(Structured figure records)
═══

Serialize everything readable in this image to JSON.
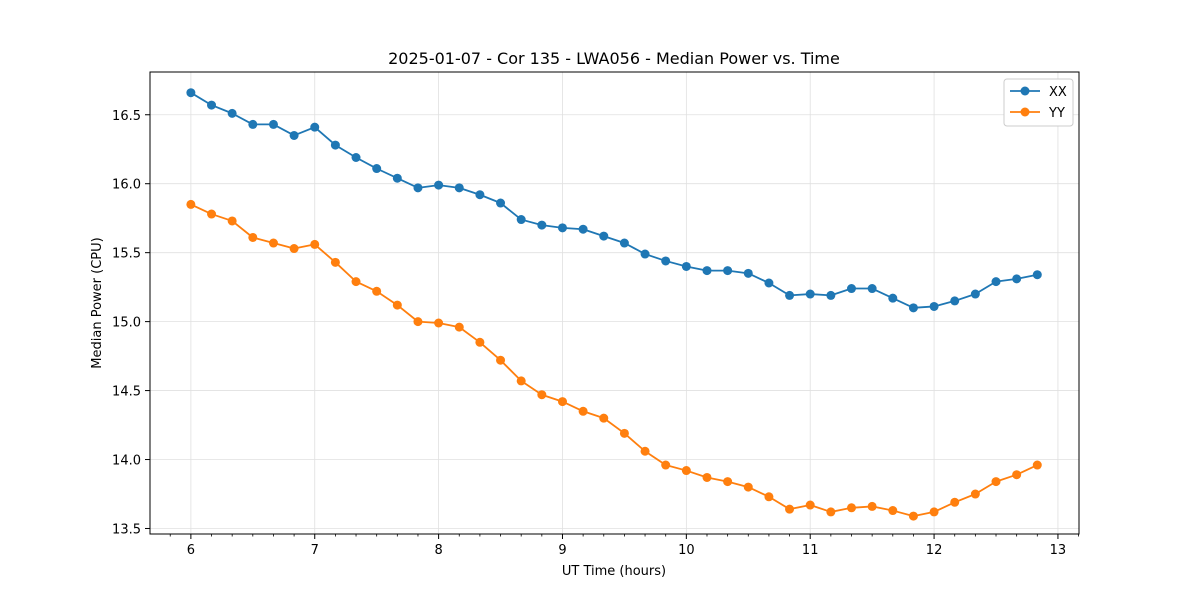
{
  "chart_data": {
    "type": "line",
    "title": "2025-01-07 - Cor 135 - LWA056 - Median Power vs. Time",
    "xlabel": "UT Time (hours)",
    "ylabel": "Median Power (CPU)",
    "xlim": [
      5.67,
      13.17
    ],
    "ylim": [
      13.46,
      16.81
    ],
    "xticks": [
      6,
      7,
      8,
      9,
      10,
      11,
      12,
      13
    ],
    "yticks": [
      13.5,
      14.0,
      14.5,
      15.0,
      15.5,
      16.0,
      16.5
    ],
    "grid": true,
    "legend": "top-right",
    "x": [
      6.0,
      6.1667,
      6.3333,
      6.5,
      6.6667,
      6.8333,
      7.0,
      7.1667,
      7.3333,
      7.5,
      7.6667,
      7.8333,
      8.0,
      8.1667,
      8.3333,
      8.5,
      8.6667,
      8.8333,
      9.0,
      9.1667,
      9.3333,
      9.5,
      9.6667,
      9.8333,
      10.0,
      10.1667,
      10.3333,
      10.5,
      10.6667,
      10.8333,
      11.0,
      11.1667,
      11.3333,
      11.5,
      11.6667,
      11.8333,
      12.0,
      12.1667,
      12.3333,
      12.5,
      12.6667,
      12.8333
    ],
    "series": [
      {
        "name": "XX",
        "color": "#1f77b4",
        "values": [
          16.66,
          16.57,
          16.51,
          16.43,
          16.43,
          16.35,
          16.41,
          16.28,
          16.19,
          16.11,
          16.04,
          15.97,
          15.99,
          15.97,
          15.92,
          15.86,
          15.74,
          15.7,
          15.68,
          15.67,
          15.62,
          15.57,
          15.49,
          15.44,
          15.4,
          15.37,
          15.37,
          15.35,
          15.28,
          15.19,
          15.2,
          15.19,
          15.24,
          15.24,
          15.17,
          15.1,
          15.11,
          15.15,
          15.2,
          15.29,
          15.31,
          15.34
        ]
      },
      {
        "name": "YY",
        "color": "#ff7f0e",
        "values": [
          15.85,
          15.78,
          15.73,
          15.61,
          15.57,
          15.53,
          15.56,
          15.43,
          15.29,
          15.22,
          15.12,
          15.0,
          14.99,
          14.96,
          14.85,
          14.72,
          14.57,
          14.47,
          14.42,
          14.35,
          14.3,
          14.19,
          14.06,
          13.96,
          13.92,
          13.87,
          13.84,
          13.8,
          13.73,
          13.64,
          13.67,
          13.62,
          13.65,
          13.66,
          13.63,
          13.59,
          13.62,
          13.69,
          13.75,
          13.84,
          13.89,
          13.96
        ]
      }
    ]
  }
}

═══

▶ _TASK INSTRUCTIONS_: Omit every picture, then reproduce the rest of the listing exactly.

▶ _SOLVED PROBLEM_:
Serialize everything readable in this image to JSON.
{
  "chart_data": {
    "type": "line",
    "title": "2025-01-07 - Cor 135 - LWA056 - Median Power vs. Time",
    "xlabel": "UT Time (hours)",
    "ylabel": "Median Power (CPU)",
    "xlim": [
      5.67,
      13.17
    ],
    "ylim": [
      13.46,
      16.81
    ],
    "xticks": [
      6,
      7,
      8,
      9,
      10,
      11,
      12,
      13
    ],
    "yticks": [
      13.5,
      14.0,
      14.5,
      15.0,
      15.5,
      16.0,
      16.5
    ],
    "grid": true,
    "legend": "top-right",
    "x": [
      6.0,
      6.1667,
      6.3333,
      6.5,
      6.6667,
      6.8333,
      7.0,
      7.1667,
      7.3333,
      7.5,
      7.6667,
      7.8333,
      8.0,
      8.1667,
      8.3333,
      8.5,
      8.6667,
      8.8333,
      9.0,
      9.1667,
      9.3333,
      9.5,
      9.6667,
      9.8333,
      10.0,
      10.1667,
      10.3333,
      10.5,
      10.6667,
      10.8333,
      11.0,
      11.1667,
      11.3333,
      11.5,
      11.6667,
      11.8333,
      12.0,
      12.1667,
      12.3333,
      12.5,
      12.6667,
      12.8333
    ],
    "series": [
      {
        "name": "XX",
        "color": "#1f77b4",
        "values": [
          16.66,
          16.57,
          16.51,
          16.43,
          16.43,
          16.35,
          16.41,
          16.28,
          16.19,
          16.11,
          16.04,
          15.97,
          15.99,
          15.97,
          15.92,
          15.86,
          15.74,
          15.7,
          15.68,
          15.67,
          15.62,
          15.57,
          15.49,
          15.44,
          15.4,
          15.37,
          15.37,
          15.35,
          15.28,
          15.19,
          15.2,
          15.19,
          15.24,
          15.24,
          15.17,
          15.1,
          15.11,
          15.15,
          15.2,
          15.29,
          15.31,
          15.34
        ]
      },
      {
        "name": "YY",
        "color": "#ff7f0e",
        "values": [
          15.85,
          15.78,
          15.73,
          15.61,
          15.57,
          15.53,
          15.56,
          15.43,
          15.29,
          15.22,
          15.12,
          15.0,
          14.99,
          14.96,
          14.85,
          14.72,
          14.57,
          14.47,
          14.42,
          14.35,
          14.3,
          14.19,
          14.06,
          13.96,
          13.92,
          13.87,
          13.84,
          13.8,
          13.73,
          13.64,
          13.67,
          13.62,
          13.65,
          13.66,
          13.63,
          13.59,
          13.62,
          13.69,
          13.75,
          13.84,
          13.89,
          13.96
        ]
      }
    ]
  }
}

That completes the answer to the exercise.